'''

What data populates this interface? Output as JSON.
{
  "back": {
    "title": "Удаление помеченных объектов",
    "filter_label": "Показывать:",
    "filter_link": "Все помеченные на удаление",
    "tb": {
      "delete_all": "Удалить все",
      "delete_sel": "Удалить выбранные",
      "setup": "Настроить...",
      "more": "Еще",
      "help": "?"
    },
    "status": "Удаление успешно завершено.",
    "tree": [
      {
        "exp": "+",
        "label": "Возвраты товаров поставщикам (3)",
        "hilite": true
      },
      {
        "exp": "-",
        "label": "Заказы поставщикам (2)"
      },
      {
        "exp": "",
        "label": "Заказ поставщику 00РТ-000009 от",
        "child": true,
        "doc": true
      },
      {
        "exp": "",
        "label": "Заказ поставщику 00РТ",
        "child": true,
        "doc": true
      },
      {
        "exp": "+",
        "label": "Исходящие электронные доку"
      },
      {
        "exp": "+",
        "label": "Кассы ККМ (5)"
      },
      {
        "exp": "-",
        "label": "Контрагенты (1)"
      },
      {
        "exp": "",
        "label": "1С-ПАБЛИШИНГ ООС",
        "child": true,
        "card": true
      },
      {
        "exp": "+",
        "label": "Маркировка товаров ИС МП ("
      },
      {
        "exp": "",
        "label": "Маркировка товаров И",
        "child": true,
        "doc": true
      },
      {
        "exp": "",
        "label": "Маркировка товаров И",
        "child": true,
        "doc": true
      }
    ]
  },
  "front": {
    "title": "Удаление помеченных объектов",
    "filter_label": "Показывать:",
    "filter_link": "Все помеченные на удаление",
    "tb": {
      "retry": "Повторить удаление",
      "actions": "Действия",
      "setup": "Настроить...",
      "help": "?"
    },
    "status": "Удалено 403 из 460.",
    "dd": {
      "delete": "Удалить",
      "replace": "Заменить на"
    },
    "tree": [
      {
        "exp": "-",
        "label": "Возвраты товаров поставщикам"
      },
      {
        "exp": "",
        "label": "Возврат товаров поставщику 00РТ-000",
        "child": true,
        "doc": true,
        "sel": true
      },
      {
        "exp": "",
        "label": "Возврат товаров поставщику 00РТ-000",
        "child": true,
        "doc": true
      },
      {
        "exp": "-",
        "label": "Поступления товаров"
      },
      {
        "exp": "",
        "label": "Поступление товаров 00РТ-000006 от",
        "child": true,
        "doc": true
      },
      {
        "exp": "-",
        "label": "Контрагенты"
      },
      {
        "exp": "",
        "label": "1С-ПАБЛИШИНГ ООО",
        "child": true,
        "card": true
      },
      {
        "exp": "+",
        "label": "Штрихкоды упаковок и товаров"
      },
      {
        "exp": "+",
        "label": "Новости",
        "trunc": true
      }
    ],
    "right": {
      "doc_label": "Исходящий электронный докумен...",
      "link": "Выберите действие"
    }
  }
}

'''

Type out all of the material again, word for word.

What data populates this interface? Output as JSON.
{
  "back": {
    "title": "Удаление помеченных объектов",
    "filter_label": "Показывать:",
    "filter_link": "Все помеченные на удаление",
    "tb": {
      "delete_all": "Удалить все",
      "delete_sel": "Удалить выбранные",
      "setup": "Настроить...",
      "more": "Еще",
      "help": "?"
    },
    "status": "Удаление успешно завершено.",
    "tree": [
      {
        "exp": "+",
        "label": "Возвраты товаров поставщикам (3)",
        "hilite": true
      },
      {
        "exp": "-",
        "label": "Заказы поставщикам (2)"
      },
      {
        "exp": "",
        "label": "Заказ поставщику 00РТ-000009 от",
        "child": true,
        "doc": true
      },
      {
        "exp": "",
        "label": "Заказ поставщику 00РТ",
        "child": true,
        "doc": true
      },
      {
        "exp": "+",
        "label": "Исходящие электронные доку"
      },
      {
        "exp": "+",
        "label": "Кассы ККМ (5)"
      },
      {
        "exp": "-",
        "label": "Контрагенты (1)"
      },
      {
        "exp": "",
        "label": "1С-ПАБЛИШИНГ ООС",
        "child": true,
        "card": true
      },
      {
        "exp": "+",
        "label": "Маркировка товаров ИС МП ("
      },
      {
        "exp": "",
        "label": "Маркировка товаров И",
        "child": true,
        "doc": true
      },
      {
        "exp": "",
        "label": "Маркировка товаров И",
        "child": true,
        "doc": true
      }
    ]
  },
  "front": {
    "title": "Удаление помеченных объектов",
    "filter_label": "Показывать:",
    "filter_link": "Все помеченные на удаление",
    "tb": {
      "retry": "Повторить удаление",
      "actions": "Действия",
      "setup": "Настроить...",
      "help": "?"
    },
    "status": "Удалено 403 из 460.",
    "dd": {
      "delete": "Удалить",
      "replace": "Заменить на"
    },
    "tree": [
      {
        "exp": "-",
        "label": "Возвраты товаров поставщикам"
      },
      {
        "exp": "",
        "label": "Возврат товаров поставщику 00РТ-000",
        "child": true,
        "doc": true,
        "sel": true
      },
      {
        "exp": "",
        "label": "Возврат товаров поставщику 00РТ-000",
        "child": true,
        "doc": true
      },
      {
        "exp": "-",
        "label": "Поступления товаров"
      },
      {
        "exp": "",
        "label": "Поступление товаров 00РТ-000006 от",
        "child": true,
        "doc": true
      },
      {
        "exp": "-",
        "label": "Контрагенты"
      },
      {
        "exp": "",
        "label": "1С-ПАБЛИШИНГ ООО",
        "child": true,
        "card": true
      },
      {
        "exp": "+",
        "label": "Штрихкоды упаковок и товаров"
      },
      {
        "exp": "+",
        "label": "Новости",
        "trunc": true
      }
    ],
    "right": {
      "doc_label": "Исходящий электронный докумен...",
      "link": "Выберите действие"
    }
  }
}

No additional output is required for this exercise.